-- Problem details --
Copy out the data below as written; omit any images.

-- Stored rows --
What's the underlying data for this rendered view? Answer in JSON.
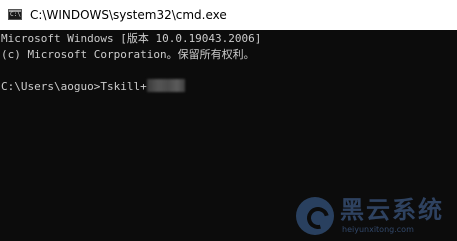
{
  "window": {
    "title": "C:\\WINDOWS\\system32\\cmd.exe",
    "icon": "cmd-icon"
  },
  "console": {
    "lines": [
      "Microsoft Windows [版本 10.0.19043.2006]",
      "(c) Microsoft Corporation。保留所有权利。",
      "",
      "C:\\Users\\aoguo>Tskill+"
    ]
  },
  "watermark": {
    "title": "黑云系统",
    "subtitle": "heiyunxitong.com",
    "color": "#32486a"
  },
  "colors": {
    "console_bg": "#0c0c0c",
    "console_text": "#cccccc",
    "titlebar_bg": "#ffffff"
  }
}
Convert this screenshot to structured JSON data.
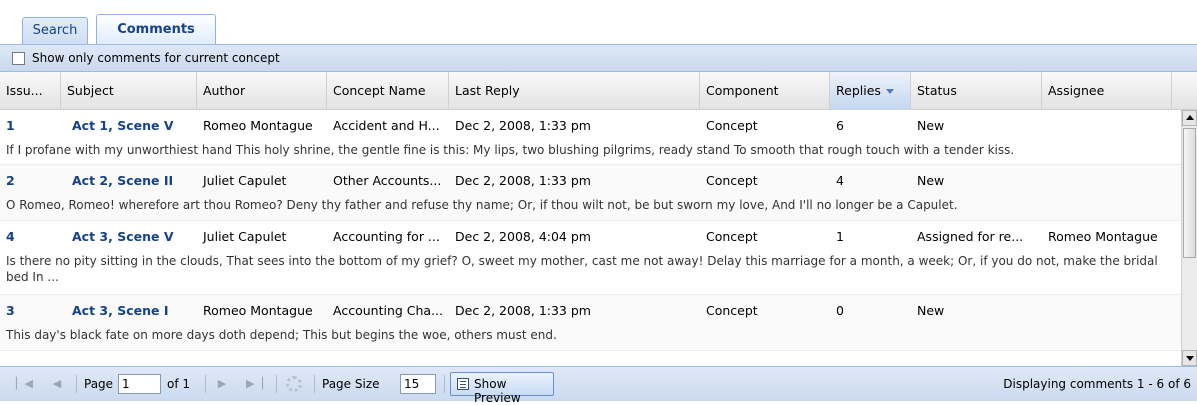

-- Full answer --
What's the underlying data for this rendered view? Answer in JSON.
{
  "window": {
    "title": "C:\\WINDOWS\\system32\\cmd.exe",
    "icon": "cmd-icon"
  },
  "console": {
    "lines": [
      "Microsoft Windows [版本 10.0.19043.2006]",
      "(c) Microsoft Corporation。保留所有权利。",
      "",
      "C:\\Users\\aoguo>Tskill+"
    ]
  },
  "watermark": {
    "title": "黑云系统",
    "subtitle": "heiyunxitong.com",
    "color": "#32486a"
  },
  "colors": {
    "console_bg": "#0c0c0c",
    "console_text": "#cccccc",
    "titlebar_bg": "#ffffff"
  }
}
Convert this screenshot to structured JSON data.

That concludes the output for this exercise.